**Entries shown**.
####################

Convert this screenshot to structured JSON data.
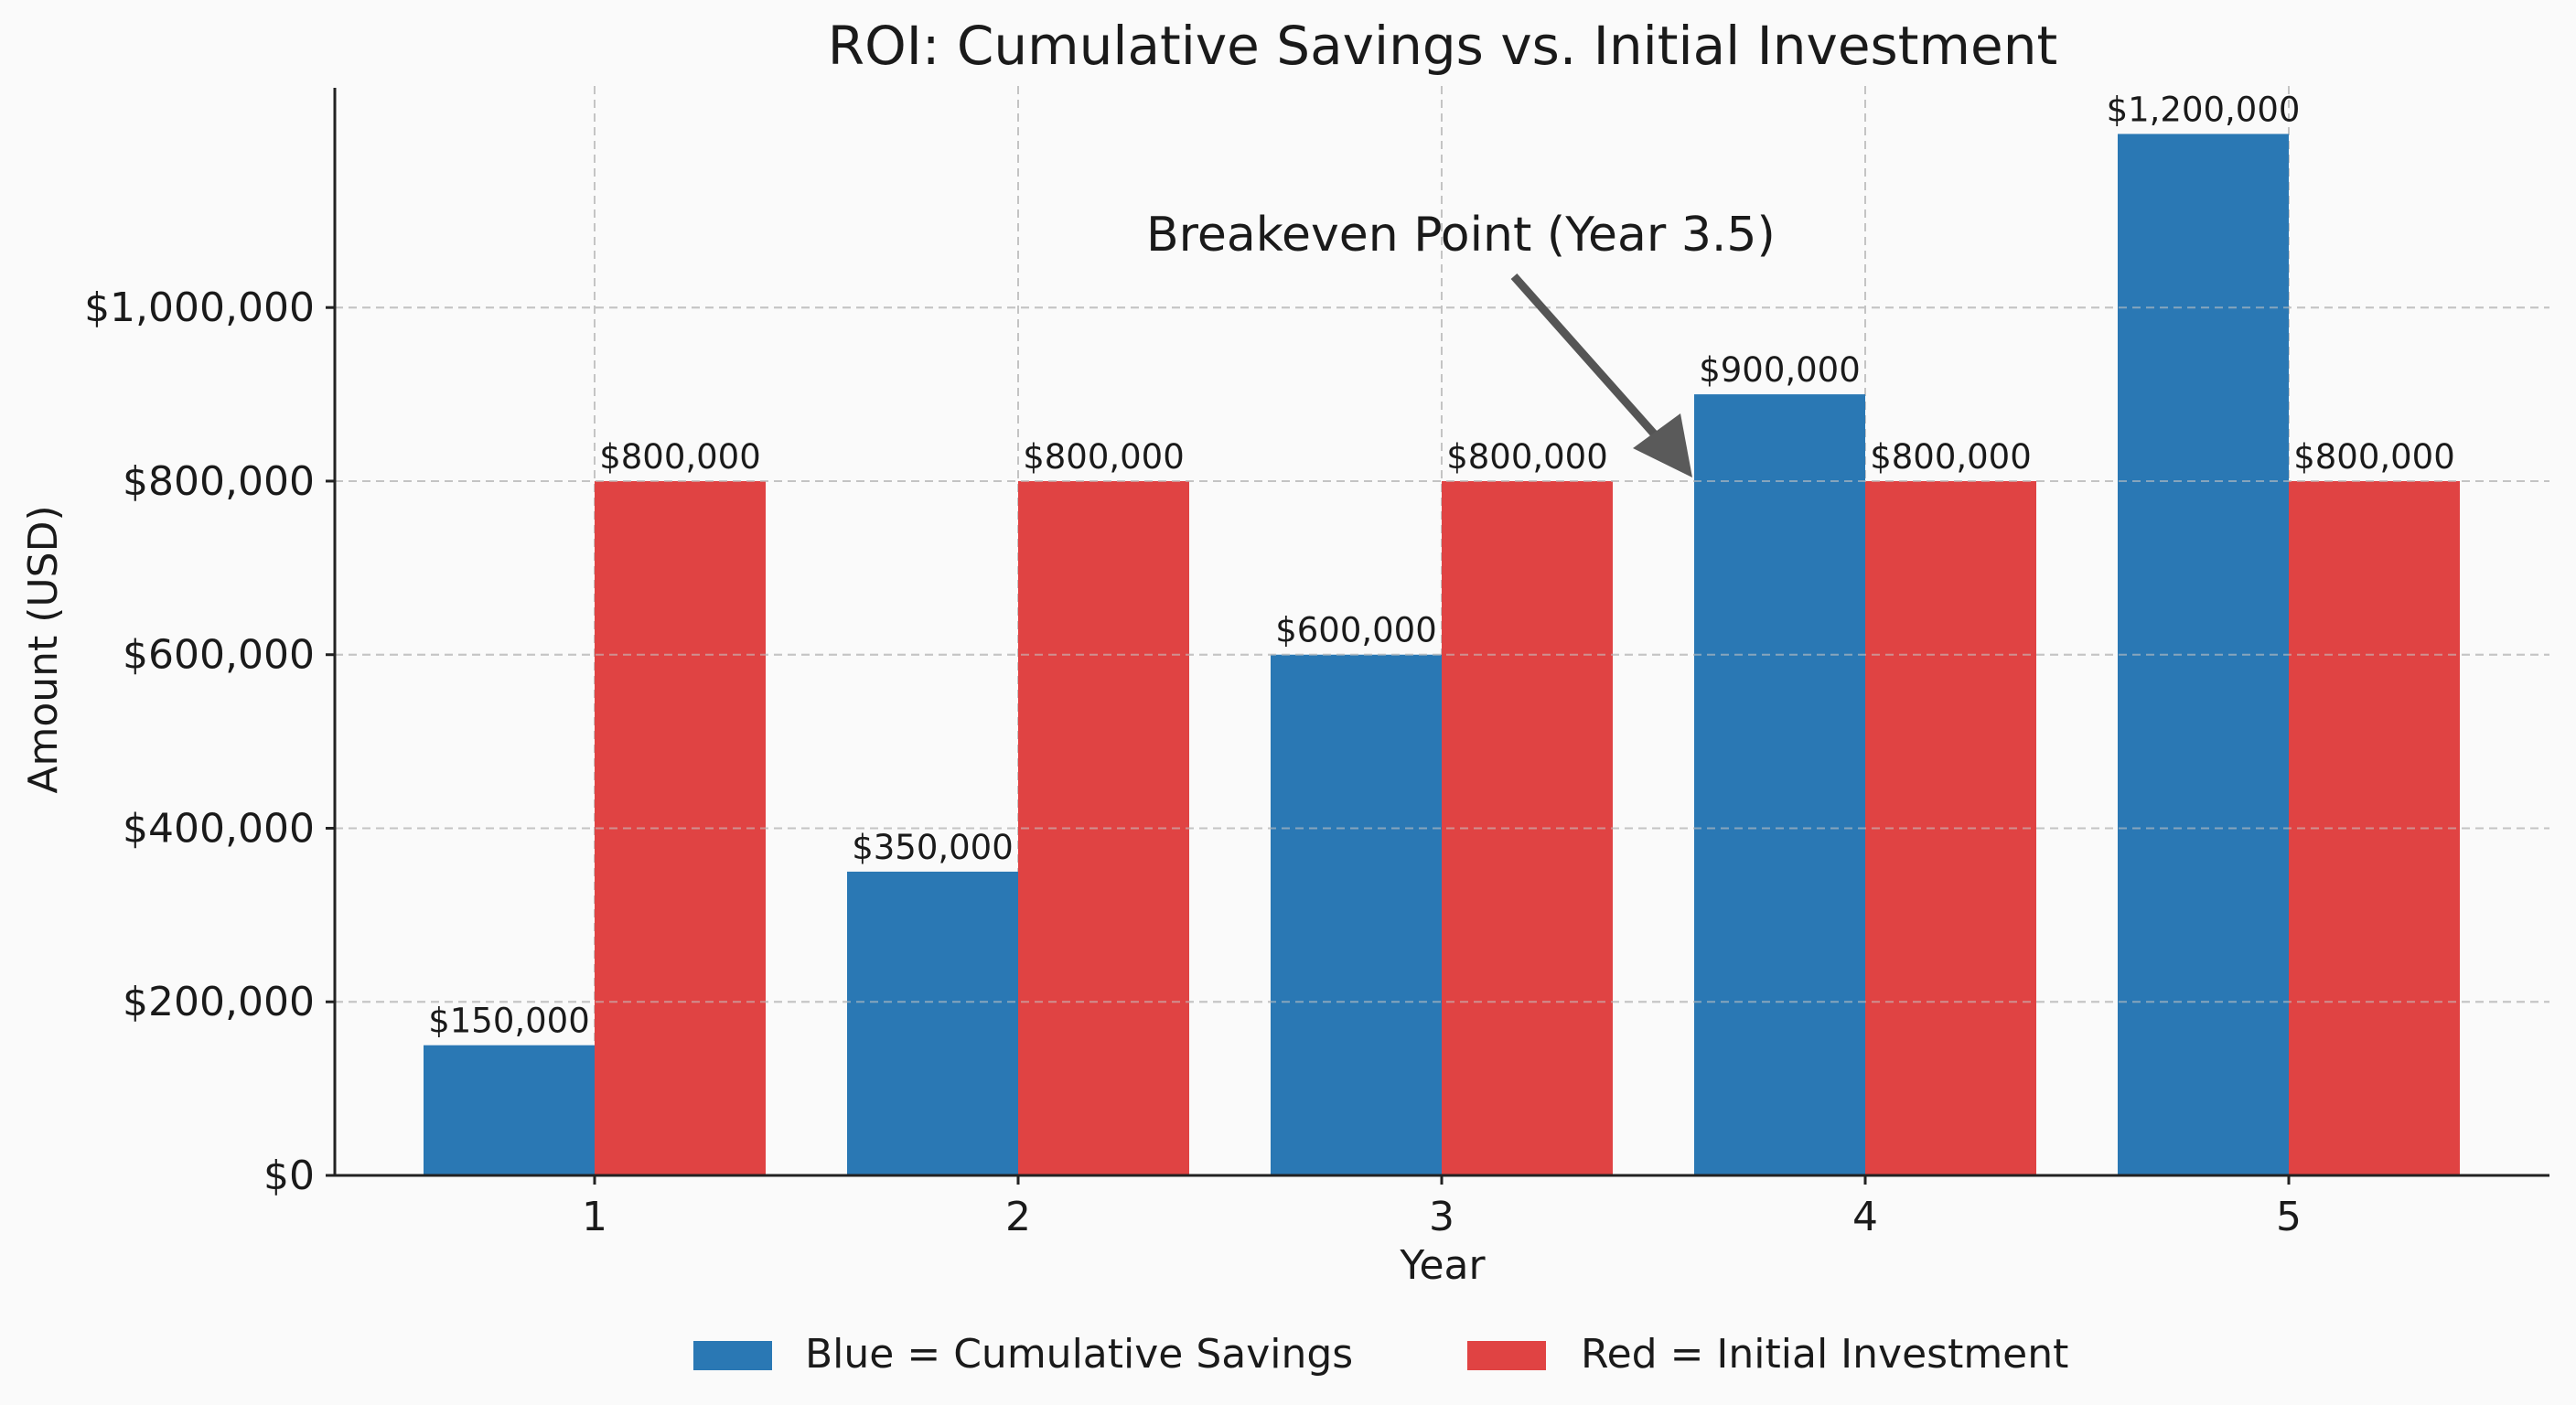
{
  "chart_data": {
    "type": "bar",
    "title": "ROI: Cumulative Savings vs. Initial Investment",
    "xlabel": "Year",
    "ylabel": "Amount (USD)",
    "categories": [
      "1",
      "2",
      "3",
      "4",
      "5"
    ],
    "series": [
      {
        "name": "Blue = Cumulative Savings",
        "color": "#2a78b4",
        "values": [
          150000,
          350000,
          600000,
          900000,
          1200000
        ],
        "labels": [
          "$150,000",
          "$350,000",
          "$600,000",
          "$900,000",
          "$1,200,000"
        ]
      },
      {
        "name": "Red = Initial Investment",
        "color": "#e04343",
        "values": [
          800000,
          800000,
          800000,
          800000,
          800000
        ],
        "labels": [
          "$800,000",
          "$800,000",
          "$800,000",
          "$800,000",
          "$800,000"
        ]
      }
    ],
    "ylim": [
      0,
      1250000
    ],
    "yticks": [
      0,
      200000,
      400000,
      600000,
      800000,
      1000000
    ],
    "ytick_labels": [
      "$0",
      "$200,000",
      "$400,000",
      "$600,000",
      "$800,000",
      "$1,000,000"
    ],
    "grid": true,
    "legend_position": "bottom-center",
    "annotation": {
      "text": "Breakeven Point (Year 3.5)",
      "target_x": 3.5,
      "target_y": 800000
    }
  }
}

####################

Look above for lines with the word "Savings" and copy them all.

    "title": "ROI: Cumulative Savings vs. Initial Investment",
        "name": "Blue = Cumulative Savings",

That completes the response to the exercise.